MATERIAL TO PROCESS
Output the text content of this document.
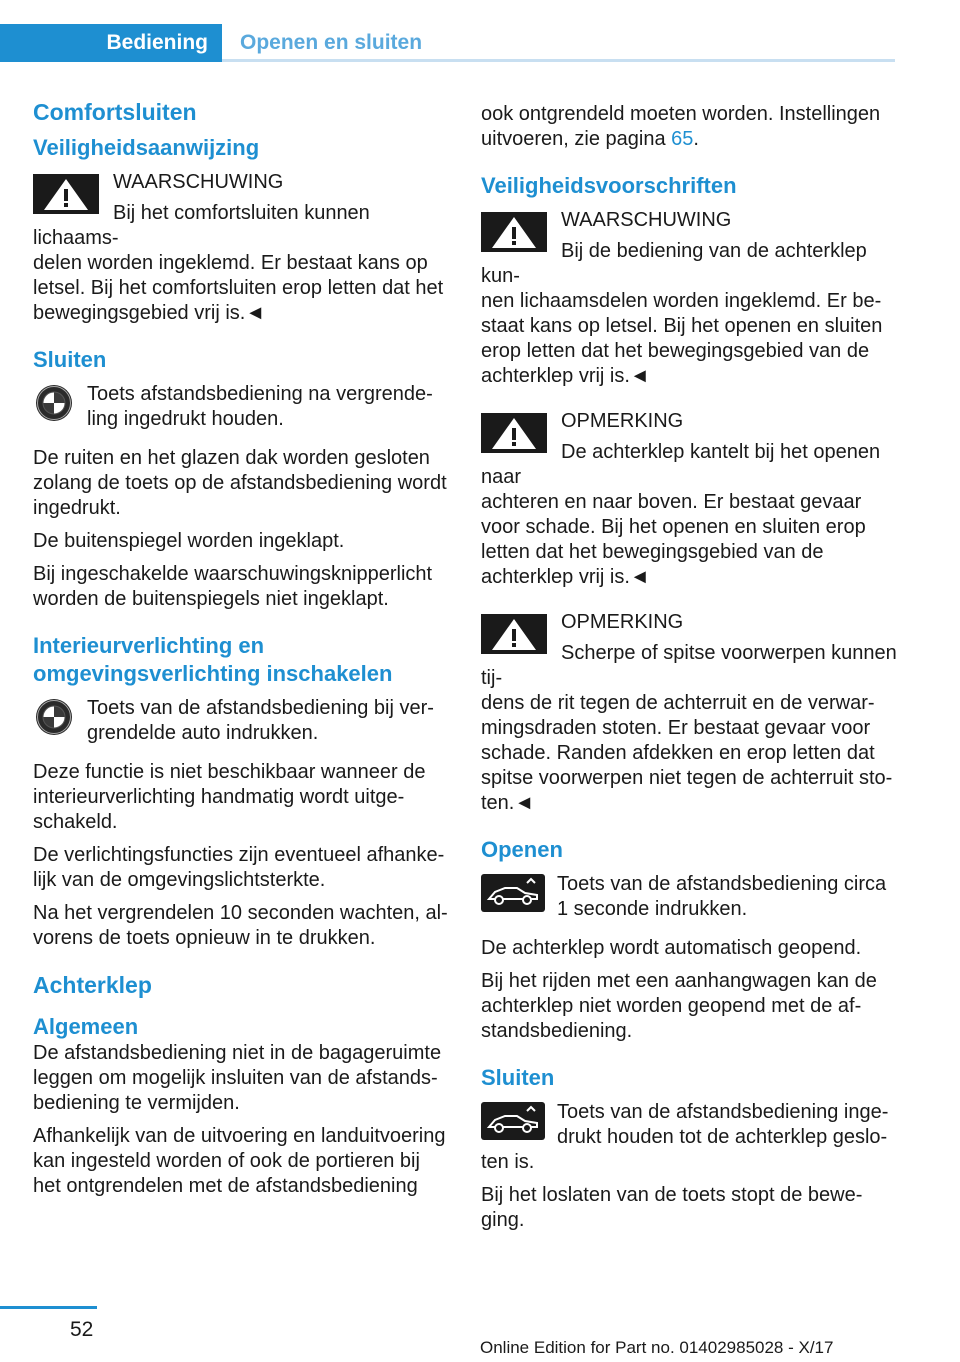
Bediening	Openen en sluiten
Comfortsluiten
Veiligheidsaanwijzing

WAARSCHUWING

Bij het comfortsluiten kunnen lichaams-

delen worden ingeklemd. Er bestaat kans op letsel. Bij het comfortsluiten erop letten dat het bewegingsgebied vrij is.◄

Sluiten

Toets afstandsbediening na vergrende-ling ingedrukt houden.

De ruiten en het glazen dak worden gesloten zolang de toets op de afstandsbediening wordt ingedrukt.

De buitenspiegel worden ingeklapt.

Bij ingeschakelde waarschuwingsknipperlicht worden de buitenspiegels niet ingeklapt.

Interieurverlichting en omgevingsverlichting inschakelen

Toets van de afstandsbediening bij ver-grendelde auto indrukken.

Deze functie is niet beschikbaar wanneer de interieurverlichting handmatig wordt uitge-schakeld.

De verlichtingsfuncties zijn eventueel afhanke-lijk van de omgevingslichtsterkte.

Na het vergrendelen 10 seconden wachten, al-vorens de toets opnieuw in te drukken.

Achterklep
Algemeen

De afstandsbediening niet in de bagageruimte leggen om mogelijk insluiten van de afstands-bediening te vermijden.

Afhankelijk van de uitvoering en landuitvoering kan ingesteld worden of ook de portieren bij het ontgrendelen met de afstandsbediening

ook ontgrendeld moeten worden. Instellingen uitvoeren, zie pagina 65.

Veiligheidsvoorschriften

WAARSCHUWING

Bij de bediening van de achterklep kun-

nen lichaamsdelen worden ingeklemd. Er be-staat kans op letsel. Bij het openen en sluiten erop letten dat het bewegingsgebied van de achterklep vrij is.◄

OPMERKING

De achterklep kantelt bij het openen naar

achteren en naar boven. Er bestaat gevaar voor schade. Bij het openen en sluiten erop letten dat het bewegingsgebied van de achterklep vrij is.◄

OPMERKING

Scherpe of spitse voorwerpen kunnen tij-

dens de rit tegen de achterruit en de verwar-mingsdraden stoten. Er bestaat gevaar voor schade. Randen afdekken en erop letten dat spitse voorwerpen niet tegen de achterruit sto-ten.◄

Openen

Toets van de afstandsbediening circa 1 seconde indrukken.

De achterklep wordt automatisch geopend.

Bij het rijden met een aanhangwagen kan de achterklep niet worden geopend met de af-standsbediening.

Sluiten

Toets van de afstandsbediening inge-drukt houden tot de achterklep geslo-

ten is.

Bij het loslaten van de toets stopt de bewe-ging.

52
Online Edition for Part no. 01402985028 - X/17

REQUIREMENT
Gather every line from the listing above in which "geopend" appears, and copy those lines.

COMPLETED EXERCISE
De achterklep wordt automatisch geopend.
Bij het rijden met een aanhangwagen kan de achterklep niet worden geopend met de af-standsbediening.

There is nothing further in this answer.